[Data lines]
■ ■ ■ ■ ■ ■ ■

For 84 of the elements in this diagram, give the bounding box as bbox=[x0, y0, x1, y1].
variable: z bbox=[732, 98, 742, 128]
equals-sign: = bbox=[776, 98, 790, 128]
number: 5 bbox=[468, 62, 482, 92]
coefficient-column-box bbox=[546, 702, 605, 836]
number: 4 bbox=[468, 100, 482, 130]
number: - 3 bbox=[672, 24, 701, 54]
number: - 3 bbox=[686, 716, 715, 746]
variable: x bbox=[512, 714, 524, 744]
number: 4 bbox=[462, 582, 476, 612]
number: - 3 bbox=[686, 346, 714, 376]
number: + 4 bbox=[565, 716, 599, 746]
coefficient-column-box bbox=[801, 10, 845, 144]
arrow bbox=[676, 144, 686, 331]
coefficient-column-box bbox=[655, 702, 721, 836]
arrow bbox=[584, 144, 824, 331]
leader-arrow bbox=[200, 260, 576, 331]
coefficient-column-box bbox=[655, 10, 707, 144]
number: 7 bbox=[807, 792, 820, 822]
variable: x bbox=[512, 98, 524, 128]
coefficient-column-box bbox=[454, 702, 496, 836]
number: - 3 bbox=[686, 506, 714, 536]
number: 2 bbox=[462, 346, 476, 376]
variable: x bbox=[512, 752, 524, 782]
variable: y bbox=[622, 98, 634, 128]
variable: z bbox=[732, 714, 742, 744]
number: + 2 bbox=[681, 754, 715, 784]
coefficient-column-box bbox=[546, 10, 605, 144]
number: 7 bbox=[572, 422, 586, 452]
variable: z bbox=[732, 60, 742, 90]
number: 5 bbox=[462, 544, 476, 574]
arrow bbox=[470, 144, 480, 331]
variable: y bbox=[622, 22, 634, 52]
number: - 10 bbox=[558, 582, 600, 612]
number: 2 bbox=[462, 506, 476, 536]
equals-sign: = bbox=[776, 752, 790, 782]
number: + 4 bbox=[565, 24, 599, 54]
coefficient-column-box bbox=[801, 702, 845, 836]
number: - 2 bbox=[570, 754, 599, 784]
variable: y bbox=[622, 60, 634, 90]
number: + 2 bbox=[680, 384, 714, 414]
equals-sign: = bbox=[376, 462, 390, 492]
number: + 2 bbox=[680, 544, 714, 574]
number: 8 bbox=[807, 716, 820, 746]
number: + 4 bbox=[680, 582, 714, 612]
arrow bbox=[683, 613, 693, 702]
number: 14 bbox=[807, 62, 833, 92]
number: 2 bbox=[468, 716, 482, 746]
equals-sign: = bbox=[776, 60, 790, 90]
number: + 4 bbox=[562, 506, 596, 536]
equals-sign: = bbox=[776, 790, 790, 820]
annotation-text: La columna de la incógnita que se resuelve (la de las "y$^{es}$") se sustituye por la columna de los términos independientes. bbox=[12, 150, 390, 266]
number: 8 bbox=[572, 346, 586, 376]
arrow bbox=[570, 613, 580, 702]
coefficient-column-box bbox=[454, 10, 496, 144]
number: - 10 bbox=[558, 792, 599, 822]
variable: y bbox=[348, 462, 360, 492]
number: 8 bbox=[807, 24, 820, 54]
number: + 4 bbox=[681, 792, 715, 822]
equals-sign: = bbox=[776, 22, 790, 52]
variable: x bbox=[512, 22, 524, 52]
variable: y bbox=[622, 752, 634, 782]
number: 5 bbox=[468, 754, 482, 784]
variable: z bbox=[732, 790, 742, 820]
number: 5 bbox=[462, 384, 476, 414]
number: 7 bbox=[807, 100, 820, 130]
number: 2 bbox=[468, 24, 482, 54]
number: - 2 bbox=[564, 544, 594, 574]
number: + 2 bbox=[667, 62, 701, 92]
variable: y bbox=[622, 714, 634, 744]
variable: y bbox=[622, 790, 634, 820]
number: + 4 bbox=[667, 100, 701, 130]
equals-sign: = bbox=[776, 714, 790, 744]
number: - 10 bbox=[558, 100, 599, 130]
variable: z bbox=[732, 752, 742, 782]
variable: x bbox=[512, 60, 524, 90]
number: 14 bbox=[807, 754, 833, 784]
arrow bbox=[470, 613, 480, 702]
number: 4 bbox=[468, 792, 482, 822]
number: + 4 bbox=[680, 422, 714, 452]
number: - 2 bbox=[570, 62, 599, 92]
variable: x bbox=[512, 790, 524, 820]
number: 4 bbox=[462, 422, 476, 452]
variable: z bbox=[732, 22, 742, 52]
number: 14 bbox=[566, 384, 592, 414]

■ ■ ■ ■ ■ ■ ■

_What you need to do:_
Copy out all of the data lines above word for word.

_Completed task:_
For 84 of the elements in this diagram, give the bounding box as bbox=[x0, y0, x1, y1].
variable: z bbox=[732, 98, 742, 128]
equals-sign: = bbox=[776, 98, 790, 128]
number: 5 bbox=[468, 62, 482, 92]
coefficient-column-box bbox=[546, 702, 605, 836]
number: 4 bbox=[468, 100, 482, 130]
number: - 3 bbox=[672, 24, 701, 54]
number: - 3 bbox=[686, 716, 715, 746]
variable: x bbox=[512, 714, 524, 744]
number: 4 bbox=[462, 582, 476, 612]
number: - 3 bbox=[686, 346, 714, 376]
number: + 4 bbox=[565, 716, 599, 746]
coefficient-column-box bbox=[801, 10, 845, 144]
arrow bbox=[676, 144, 686, 331]
coefficient-column-box bbox=[655, 702, 721, 836]
arrow bbox=[584, 144, 824, 331]
leader-arrow bbox=[200, 260, 576, 331]
coefficient-column-box bbox=[655, 10, 707, 144]
number: 7 bbox=[807, 792, 820, 822]
variable: x bbox=[512, 98, 524, 128]
coefficient-column-box bbox=[454, 702, 496, 836]
number: - 3 bbox=[686, 506, 714, 536]
number: 2 bbox=[462, 346, 476, 376]
variable: x bbox=[512, 752, 524, 782]
variable: y bbox=[622, 98, 634, 128]
variable: z bbox=[732, 714, 742, 744]
number: + 2 bbox=[681, 754, 715, 784]
coefficient-column-box bbox=[546, 10, 605, 144]
number: 7 bbox=[572, 422, 586, 452]
variable: z bbox=[732, 60, 742, 90]
number: 5 bbox=[462, 544, 476, 574]
arrow bbox=[470, 144, 480, 331]
variable: y bbox=[622, 22, 634, 52]
number: - 10 bbox=[558, 582, 600, 612]
number: 2 bbox=[462, 506, 476, 536]
equals-sign: = bbox=[776, 752, 790, 782]
number: + 4 bbox=[565, 24, 599, 54]
coefficient-column-box bbox=[801, 702, 845, 836]
number: - 2 bbox=[570, 754, 599, 784]
variable: y bbox=[622, 60, 634, 90]
number: + 2 bbox=[680, 384, 714, 414]
equals-sign: = bbox=[376, 462, 390, 492]
number: + 2 bbox=[680, 544, 714, 574]
number: 8 bbox=[807, 716, 820, 746]
number: + 4 bbox=[680, 582, 714, 612]
arrow bbox=[683, 613, 693, 702]
number: 14 bbox=[807, 62, 833, 92]
number: 2 bbox=[468, 716, 482, 746]
equals-sign: = bbox=[776, 60, 790, 90]
number: + 4 bbox=[562, 506, 596, 536]
equals-sign: = bbox=[776, 790, 790, 820]
annotation-text: La columna de la incógnita que se resuelve (la de las "y$^{es}$") se sustituye por la columna de los términos independientes. bbox=[12, 150, 390, 266]
number: 8 bbox=[572, 346, 586, 376]
arrow bbox=[570, 613, 580, 702]
coefficient-column-box bbox=[454, 10, 496, 144]
number: - 10 bbox=[558, 792, 599, 822]
variable: y bbox=[348, 462, 360, 492]
number: 8 bbox=[807, 24, 820, 54]
number: + 4 bbox=[681, 792, 715, 822]
equals-sign: = bbox=[776, 22, 790, 52]
variable: x bbox=[512, 22, 524, 52]
variable: y bbox=[622, 752, 634, 782]
number: 5 bbox=[468, 754, 482, 784]
variable: z bbox=[732, 790, 742, 820]
number: 5 bbox=[462, 384, 476, 414]
number: 7 bbox=[807, 100, 820, 130]
number: 2 bbox=[468, 24, 482, 54]
number: - 2 bbox=[564, 544, 594, 574]
number: + 2 bbox=[667, 62, 701, 92]
variable: y bbox=[622, 714, 634, 744]
variable: y bbox=[622, 790, 634, 820]
number: + 4 bbox=[667, 100, 701, 130]
equals-sign: = bbox=[776, 714, 790, 744]
number: - 10 bbox=[558, 100, 599, 130]
variable: z bbox=[732, 752, 742, 782]
variable: x bbox=[512, 60, 524, 90]
number: 14 bbox=[807, 754, 833, 784]
arrow bbox=[470, 613, 480, 702]
number: 4 bbox=[468, 792, 482, 822]
number: + 4 bbox=[680, 422, 714, 452]
number: - 2 bbox=[570, 62, 599, 92]
variable: x bbox=[512, 790, 524, 820]
number: 4 bbox=[462, 422, 476, 452]
variable: z bbox=[732, 22, 742, 52]
number: 14 bbox=[566, 384, 592, 414]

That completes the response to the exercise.